Check each line of the listing below for the string "物镜③的放大倍数比物镜④的放大倍数大", and copy the ones that have it.

* * *

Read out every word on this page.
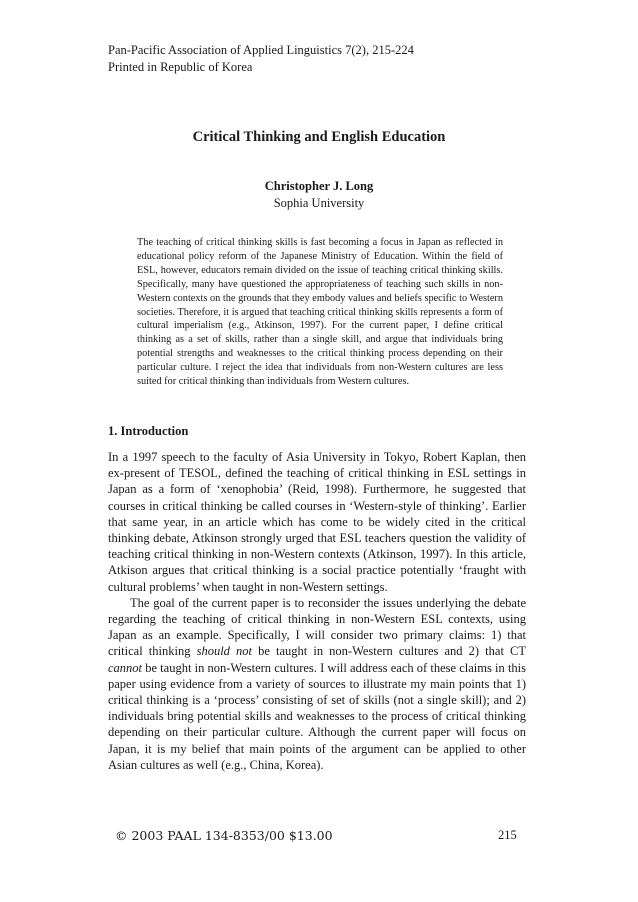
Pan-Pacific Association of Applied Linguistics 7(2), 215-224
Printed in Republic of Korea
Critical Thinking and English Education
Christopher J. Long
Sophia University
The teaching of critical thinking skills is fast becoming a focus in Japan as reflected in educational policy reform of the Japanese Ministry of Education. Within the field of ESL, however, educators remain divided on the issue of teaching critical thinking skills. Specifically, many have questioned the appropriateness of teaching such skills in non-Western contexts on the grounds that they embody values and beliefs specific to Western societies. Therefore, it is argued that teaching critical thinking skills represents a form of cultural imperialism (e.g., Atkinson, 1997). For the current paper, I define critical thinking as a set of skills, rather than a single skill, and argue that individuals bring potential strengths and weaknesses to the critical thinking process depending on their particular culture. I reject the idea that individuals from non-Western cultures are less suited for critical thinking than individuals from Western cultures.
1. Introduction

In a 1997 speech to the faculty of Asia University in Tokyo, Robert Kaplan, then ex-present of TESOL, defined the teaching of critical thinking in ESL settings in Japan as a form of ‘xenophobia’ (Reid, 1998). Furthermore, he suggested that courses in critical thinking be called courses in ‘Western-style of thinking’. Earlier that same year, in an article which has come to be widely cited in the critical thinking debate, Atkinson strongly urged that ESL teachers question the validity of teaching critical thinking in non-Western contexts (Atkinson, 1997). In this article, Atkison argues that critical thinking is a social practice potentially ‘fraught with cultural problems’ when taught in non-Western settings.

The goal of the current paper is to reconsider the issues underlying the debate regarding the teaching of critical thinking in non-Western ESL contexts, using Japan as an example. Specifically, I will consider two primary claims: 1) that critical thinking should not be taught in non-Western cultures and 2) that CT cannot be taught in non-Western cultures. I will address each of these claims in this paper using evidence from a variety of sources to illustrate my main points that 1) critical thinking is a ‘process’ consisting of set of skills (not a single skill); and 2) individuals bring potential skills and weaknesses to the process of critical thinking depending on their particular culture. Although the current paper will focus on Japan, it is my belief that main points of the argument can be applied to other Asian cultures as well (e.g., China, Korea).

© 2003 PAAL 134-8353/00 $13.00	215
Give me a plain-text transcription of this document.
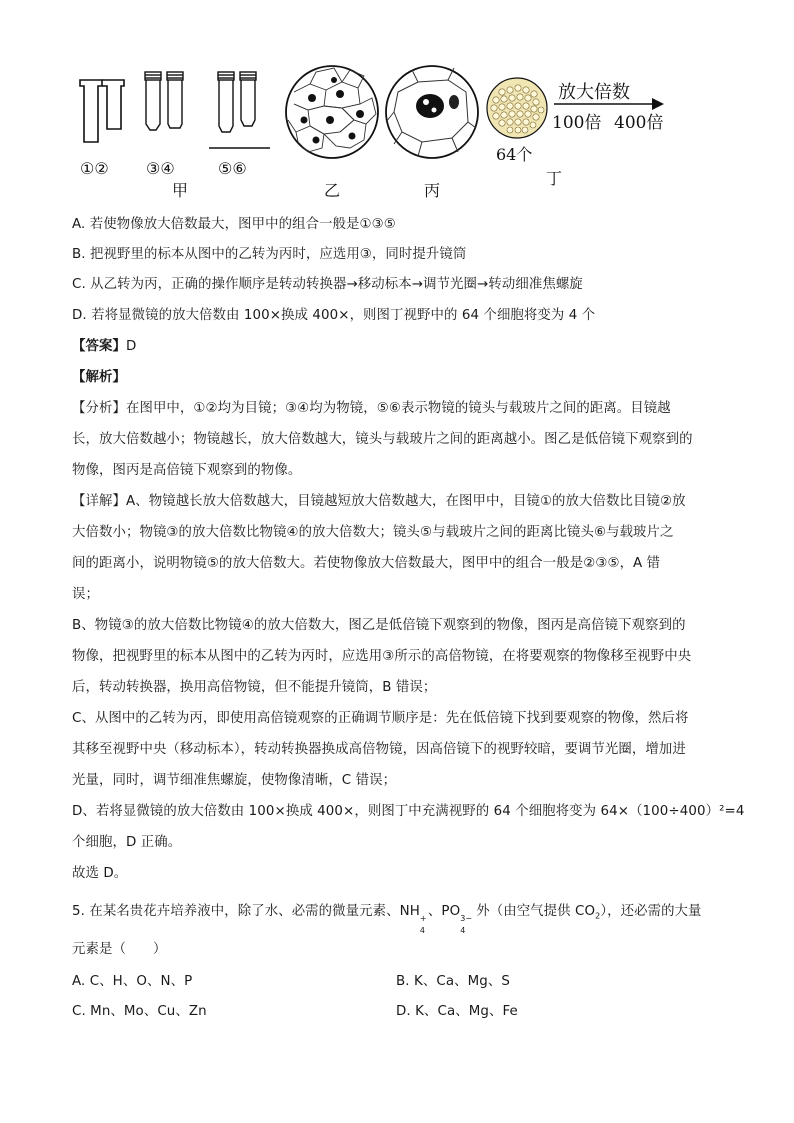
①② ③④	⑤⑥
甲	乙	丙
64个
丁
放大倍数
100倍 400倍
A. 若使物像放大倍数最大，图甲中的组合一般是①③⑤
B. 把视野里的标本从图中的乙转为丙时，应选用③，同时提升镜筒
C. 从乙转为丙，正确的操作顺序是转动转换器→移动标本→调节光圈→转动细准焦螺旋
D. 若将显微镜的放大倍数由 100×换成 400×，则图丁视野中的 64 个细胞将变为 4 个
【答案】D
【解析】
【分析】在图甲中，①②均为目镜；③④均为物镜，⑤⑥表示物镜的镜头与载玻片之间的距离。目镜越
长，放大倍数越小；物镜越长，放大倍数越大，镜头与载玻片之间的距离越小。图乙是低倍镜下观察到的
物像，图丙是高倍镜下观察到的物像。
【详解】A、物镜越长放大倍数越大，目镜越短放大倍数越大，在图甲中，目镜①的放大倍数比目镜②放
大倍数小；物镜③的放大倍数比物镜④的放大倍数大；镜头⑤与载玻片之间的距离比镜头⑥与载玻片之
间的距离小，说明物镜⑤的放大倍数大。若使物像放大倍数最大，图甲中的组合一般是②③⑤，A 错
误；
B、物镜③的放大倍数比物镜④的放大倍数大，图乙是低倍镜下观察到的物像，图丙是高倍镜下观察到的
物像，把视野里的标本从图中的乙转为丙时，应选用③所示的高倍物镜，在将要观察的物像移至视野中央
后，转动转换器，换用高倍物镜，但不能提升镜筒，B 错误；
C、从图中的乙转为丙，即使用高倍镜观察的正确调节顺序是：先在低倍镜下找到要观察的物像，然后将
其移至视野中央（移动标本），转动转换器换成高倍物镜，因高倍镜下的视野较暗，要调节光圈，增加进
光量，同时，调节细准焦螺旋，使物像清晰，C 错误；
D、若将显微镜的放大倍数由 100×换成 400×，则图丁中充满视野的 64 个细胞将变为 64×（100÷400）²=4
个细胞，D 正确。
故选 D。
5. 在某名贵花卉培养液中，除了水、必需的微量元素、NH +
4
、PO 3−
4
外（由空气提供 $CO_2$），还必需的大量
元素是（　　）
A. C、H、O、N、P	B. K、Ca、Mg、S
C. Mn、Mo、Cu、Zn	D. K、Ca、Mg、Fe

* * *

RESPONSE TO THIS EXERCISE:
大倍数小；物镜③的放大倍数比物镜④的放大倍数大；镜头⑤与载玻片之间的距离比镜头⑥与载玻片之
B、物镜③的放大倍数比物镜④的放大倍数大，图乙是低倍镜下观察到的物像，图丙是高倍镜下观察到的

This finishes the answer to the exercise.